DATA SHOWN:
┌────────

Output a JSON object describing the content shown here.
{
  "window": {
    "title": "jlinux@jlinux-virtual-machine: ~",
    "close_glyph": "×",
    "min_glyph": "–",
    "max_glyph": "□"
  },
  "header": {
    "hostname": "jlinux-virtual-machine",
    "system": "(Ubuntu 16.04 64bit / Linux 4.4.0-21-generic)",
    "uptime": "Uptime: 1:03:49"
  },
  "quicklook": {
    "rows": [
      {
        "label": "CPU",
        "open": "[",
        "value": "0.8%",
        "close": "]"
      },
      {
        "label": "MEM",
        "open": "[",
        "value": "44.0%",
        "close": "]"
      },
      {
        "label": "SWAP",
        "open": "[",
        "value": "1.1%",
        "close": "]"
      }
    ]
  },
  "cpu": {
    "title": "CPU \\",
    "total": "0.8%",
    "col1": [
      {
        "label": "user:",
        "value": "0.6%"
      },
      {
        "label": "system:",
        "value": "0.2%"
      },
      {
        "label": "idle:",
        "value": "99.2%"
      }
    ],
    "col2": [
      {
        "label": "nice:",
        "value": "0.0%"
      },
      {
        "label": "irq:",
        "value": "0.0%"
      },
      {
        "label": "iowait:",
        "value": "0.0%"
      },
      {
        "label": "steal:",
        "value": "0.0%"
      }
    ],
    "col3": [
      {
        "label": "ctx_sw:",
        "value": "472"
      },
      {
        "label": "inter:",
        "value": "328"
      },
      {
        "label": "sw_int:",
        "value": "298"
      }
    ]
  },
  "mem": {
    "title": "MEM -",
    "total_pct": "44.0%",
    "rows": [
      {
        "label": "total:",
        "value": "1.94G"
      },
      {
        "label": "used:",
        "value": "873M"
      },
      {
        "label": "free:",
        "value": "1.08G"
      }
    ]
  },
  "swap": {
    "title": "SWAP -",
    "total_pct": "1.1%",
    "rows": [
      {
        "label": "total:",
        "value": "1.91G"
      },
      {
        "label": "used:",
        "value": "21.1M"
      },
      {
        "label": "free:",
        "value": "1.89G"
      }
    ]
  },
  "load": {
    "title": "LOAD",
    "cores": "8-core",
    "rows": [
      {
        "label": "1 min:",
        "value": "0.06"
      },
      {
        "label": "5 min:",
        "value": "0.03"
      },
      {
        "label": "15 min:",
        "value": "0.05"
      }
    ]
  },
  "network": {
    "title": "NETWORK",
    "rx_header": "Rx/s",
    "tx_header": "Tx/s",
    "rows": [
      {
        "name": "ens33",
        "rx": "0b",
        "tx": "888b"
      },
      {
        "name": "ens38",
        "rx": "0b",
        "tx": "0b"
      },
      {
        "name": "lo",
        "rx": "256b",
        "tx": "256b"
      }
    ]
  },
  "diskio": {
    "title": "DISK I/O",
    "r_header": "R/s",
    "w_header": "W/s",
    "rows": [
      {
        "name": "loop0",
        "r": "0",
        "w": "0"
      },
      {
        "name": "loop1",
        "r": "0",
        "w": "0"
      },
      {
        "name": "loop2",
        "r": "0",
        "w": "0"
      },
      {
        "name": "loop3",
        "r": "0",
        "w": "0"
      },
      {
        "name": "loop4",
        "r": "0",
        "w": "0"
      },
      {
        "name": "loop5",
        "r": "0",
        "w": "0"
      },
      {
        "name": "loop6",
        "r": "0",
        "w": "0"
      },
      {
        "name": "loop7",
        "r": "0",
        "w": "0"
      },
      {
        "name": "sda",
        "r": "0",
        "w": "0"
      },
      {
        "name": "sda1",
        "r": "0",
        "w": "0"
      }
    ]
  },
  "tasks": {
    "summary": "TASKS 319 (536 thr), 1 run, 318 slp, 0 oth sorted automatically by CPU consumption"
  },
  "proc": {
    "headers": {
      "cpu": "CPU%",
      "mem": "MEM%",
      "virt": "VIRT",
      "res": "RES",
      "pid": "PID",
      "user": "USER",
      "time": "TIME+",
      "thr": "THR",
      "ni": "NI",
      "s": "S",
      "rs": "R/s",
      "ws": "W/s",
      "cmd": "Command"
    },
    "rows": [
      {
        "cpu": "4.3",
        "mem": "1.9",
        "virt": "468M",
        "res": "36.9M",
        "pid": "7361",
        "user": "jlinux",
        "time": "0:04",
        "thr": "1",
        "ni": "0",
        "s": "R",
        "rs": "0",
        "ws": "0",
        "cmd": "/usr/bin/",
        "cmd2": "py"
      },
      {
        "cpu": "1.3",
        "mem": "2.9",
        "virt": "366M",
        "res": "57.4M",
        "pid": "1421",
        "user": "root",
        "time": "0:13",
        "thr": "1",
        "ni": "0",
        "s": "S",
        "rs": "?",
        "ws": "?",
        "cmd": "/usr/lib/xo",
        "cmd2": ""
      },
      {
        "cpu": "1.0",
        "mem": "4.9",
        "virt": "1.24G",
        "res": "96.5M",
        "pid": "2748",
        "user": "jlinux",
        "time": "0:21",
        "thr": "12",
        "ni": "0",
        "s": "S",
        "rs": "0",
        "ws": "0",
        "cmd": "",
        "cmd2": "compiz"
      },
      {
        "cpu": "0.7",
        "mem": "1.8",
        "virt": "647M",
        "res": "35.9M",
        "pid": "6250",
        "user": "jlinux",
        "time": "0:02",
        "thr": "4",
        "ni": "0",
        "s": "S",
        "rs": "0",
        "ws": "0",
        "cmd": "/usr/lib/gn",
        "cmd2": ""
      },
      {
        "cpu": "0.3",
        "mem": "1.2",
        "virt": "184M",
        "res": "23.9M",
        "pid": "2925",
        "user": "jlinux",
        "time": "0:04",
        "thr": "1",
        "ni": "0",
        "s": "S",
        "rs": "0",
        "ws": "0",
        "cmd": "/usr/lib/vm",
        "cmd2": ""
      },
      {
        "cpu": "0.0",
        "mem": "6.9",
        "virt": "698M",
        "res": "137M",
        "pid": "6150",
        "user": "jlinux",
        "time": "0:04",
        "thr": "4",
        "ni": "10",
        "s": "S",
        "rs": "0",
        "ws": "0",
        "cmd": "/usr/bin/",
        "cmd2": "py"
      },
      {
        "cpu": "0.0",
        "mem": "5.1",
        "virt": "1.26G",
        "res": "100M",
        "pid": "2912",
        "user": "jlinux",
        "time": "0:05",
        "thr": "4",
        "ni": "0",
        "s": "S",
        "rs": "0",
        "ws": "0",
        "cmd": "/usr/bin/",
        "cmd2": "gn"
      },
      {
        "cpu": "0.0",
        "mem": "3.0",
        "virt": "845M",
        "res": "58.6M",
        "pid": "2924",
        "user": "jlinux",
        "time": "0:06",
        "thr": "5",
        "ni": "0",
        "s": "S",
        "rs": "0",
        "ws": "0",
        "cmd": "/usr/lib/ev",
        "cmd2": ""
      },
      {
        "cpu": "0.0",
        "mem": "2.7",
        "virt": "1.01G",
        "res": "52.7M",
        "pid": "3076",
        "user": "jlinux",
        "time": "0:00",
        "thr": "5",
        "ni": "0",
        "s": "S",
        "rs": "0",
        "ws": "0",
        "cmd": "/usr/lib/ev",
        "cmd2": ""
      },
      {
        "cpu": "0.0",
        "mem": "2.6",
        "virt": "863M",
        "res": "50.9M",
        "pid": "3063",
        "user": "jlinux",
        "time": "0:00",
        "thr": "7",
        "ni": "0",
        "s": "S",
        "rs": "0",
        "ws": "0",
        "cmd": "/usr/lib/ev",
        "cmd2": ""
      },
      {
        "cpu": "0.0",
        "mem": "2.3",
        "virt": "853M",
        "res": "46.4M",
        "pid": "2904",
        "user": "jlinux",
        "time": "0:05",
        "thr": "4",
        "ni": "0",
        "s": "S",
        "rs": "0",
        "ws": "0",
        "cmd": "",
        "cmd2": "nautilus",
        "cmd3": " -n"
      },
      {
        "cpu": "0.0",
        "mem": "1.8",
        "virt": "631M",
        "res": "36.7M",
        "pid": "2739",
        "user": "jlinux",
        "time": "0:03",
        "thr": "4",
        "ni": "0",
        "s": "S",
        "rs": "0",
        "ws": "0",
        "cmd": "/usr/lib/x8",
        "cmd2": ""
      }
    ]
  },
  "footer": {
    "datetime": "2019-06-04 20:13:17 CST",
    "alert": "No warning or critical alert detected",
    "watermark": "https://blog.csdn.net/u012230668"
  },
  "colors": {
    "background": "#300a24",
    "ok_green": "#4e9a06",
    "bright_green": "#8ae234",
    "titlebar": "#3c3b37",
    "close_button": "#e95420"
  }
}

└────────

YOUR TASK:
Where a line holds "machine", copy it out.

FINAL RESULT:
    "title": "jlinux@jlinux-virtual-machine: ~",
    "hostname": "jlinux-virtual-machine",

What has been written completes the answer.